**Written request**
Render the material as a Markdown table with the columns "Row" and "Entry", numbering each row and leaving out blank lines. Start at the line that contains "Patent image size: (1007, 1171)." and stop after the line that contains "The press assembly 44 is at (345, 637).".

**Input for this task**
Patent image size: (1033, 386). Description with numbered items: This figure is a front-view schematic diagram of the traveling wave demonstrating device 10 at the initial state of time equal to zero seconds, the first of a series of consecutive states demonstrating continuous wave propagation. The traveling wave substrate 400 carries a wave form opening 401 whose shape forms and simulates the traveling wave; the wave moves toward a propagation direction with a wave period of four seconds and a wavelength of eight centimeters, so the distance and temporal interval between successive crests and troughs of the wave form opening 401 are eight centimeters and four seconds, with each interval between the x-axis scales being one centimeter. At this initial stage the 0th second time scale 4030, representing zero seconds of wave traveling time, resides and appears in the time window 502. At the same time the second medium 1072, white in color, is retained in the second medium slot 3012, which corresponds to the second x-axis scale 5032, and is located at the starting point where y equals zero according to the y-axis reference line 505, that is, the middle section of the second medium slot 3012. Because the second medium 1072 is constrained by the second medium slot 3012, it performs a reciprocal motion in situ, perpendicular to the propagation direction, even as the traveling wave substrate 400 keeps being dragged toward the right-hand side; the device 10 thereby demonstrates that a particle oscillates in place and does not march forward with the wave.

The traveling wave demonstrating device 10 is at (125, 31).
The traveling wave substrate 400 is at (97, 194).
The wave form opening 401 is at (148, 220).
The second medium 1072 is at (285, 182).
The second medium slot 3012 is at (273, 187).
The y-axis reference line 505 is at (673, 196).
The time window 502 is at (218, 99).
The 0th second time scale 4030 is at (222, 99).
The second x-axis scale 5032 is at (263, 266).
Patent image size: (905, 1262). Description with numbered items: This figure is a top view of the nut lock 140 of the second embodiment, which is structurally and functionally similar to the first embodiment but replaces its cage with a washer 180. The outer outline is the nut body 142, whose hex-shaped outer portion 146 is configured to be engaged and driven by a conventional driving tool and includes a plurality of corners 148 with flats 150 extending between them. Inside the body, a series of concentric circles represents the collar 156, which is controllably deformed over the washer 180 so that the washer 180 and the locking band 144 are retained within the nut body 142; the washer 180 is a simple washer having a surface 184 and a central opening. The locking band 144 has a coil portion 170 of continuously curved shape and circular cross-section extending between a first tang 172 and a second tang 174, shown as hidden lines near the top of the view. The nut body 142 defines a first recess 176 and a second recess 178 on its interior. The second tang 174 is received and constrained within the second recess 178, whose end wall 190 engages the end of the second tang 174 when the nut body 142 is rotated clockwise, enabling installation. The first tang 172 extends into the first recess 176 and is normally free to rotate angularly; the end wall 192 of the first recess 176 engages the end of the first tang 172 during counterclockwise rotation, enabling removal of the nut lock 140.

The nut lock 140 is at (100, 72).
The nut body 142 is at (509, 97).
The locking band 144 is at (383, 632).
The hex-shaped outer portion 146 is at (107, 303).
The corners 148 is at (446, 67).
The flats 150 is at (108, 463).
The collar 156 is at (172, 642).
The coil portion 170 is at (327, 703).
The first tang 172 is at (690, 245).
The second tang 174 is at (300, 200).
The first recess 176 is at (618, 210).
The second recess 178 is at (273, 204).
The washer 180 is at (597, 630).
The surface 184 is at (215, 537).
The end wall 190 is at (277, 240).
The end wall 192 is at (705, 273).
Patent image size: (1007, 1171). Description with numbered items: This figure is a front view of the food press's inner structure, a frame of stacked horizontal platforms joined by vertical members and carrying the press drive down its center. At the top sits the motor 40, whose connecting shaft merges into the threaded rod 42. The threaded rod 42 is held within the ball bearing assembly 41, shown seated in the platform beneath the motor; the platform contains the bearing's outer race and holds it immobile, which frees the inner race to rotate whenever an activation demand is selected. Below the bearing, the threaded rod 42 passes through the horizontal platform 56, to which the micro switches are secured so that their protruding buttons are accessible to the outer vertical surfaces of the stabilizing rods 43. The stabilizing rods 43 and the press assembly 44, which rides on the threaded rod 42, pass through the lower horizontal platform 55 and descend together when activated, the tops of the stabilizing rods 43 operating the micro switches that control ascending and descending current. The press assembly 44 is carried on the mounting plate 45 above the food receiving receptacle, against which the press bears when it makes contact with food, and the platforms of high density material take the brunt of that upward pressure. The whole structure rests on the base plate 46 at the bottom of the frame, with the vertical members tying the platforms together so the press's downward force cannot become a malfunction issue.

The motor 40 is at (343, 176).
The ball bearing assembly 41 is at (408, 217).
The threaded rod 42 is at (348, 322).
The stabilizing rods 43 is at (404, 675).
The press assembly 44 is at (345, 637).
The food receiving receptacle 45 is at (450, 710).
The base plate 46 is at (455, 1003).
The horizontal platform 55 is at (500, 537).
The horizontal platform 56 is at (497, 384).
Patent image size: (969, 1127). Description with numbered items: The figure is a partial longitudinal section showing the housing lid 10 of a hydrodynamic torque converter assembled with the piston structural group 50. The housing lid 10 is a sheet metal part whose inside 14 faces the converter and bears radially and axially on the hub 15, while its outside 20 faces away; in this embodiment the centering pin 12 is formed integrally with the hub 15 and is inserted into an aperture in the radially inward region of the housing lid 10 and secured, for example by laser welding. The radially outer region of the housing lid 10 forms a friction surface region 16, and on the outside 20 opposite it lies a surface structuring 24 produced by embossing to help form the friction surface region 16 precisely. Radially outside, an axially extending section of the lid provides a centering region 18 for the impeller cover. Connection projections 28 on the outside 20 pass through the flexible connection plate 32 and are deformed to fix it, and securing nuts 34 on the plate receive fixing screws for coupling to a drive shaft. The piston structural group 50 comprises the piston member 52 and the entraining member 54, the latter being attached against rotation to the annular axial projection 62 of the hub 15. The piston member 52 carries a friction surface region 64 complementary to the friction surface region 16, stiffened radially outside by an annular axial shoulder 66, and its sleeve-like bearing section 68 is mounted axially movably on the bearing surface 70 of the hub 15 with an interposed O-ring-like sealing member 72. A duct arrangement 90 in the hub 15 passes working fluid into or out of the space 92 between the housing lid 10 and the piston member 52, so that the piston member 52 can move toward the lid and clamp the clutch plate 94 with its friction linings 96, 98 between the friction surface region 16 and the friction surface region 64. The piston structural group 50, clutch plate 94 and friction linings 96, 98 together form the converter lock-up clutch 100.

**Response to the task**
| Row | Entry |
|---|---|
| 1 | Patent image size: (1007, 1171). Description with numbered items: This figure is a front view of the food press's inner structure, a frame of stacked horizontal platforms joined by vertical members and carrying the press drive down its center. At the top sits the motor 40, whose connecting shaft merges into the threaded rod 42. The threaded rod 42 is held within the ball bearing assembly 41, shown seated in the platform beneath the motor; the platform contains the bearing's outer race and holds it immobile, which frees the inner race to rotate whenever an activation demand is selected. Below the bearing, the threaded rod 42 passes through the horizontal platform 56, to which the micro switches are secured so that their protruding buttons are accessible to the outer vertical surfaces of the stabilizing rods 43. The stabilizing rods 43 and the press assembly 44, which rides on the threaded rod 42, pass through the lower horizontal platform 55 and descend together when activated, the tops of the stabilizing rods 43 operating the micro switches that control ascending and descending current. The press assembly 44 is carried on the mounting plate 45 above the food receiving receptacle, against which the press bears when it makes contact with food, and the platforms of high density material take the brunt of that upward pressure. The whole structure rests on the base plate 46 at the bottom of the frame, with the vertical members tying the platforms together so the press's downward force cannot become a malfunction issue. |
| 2 | The motor 40 is at (343, 176). |
| 3 | The ball bearing assembly 41 is at (408, 217). |
| 4 | The threaded rod 42 is at (348, 322). |
| 5 | The stabilizing rods 43 is at (404, 675). |
| 6 | The press assembly 44 is at (345, 637). |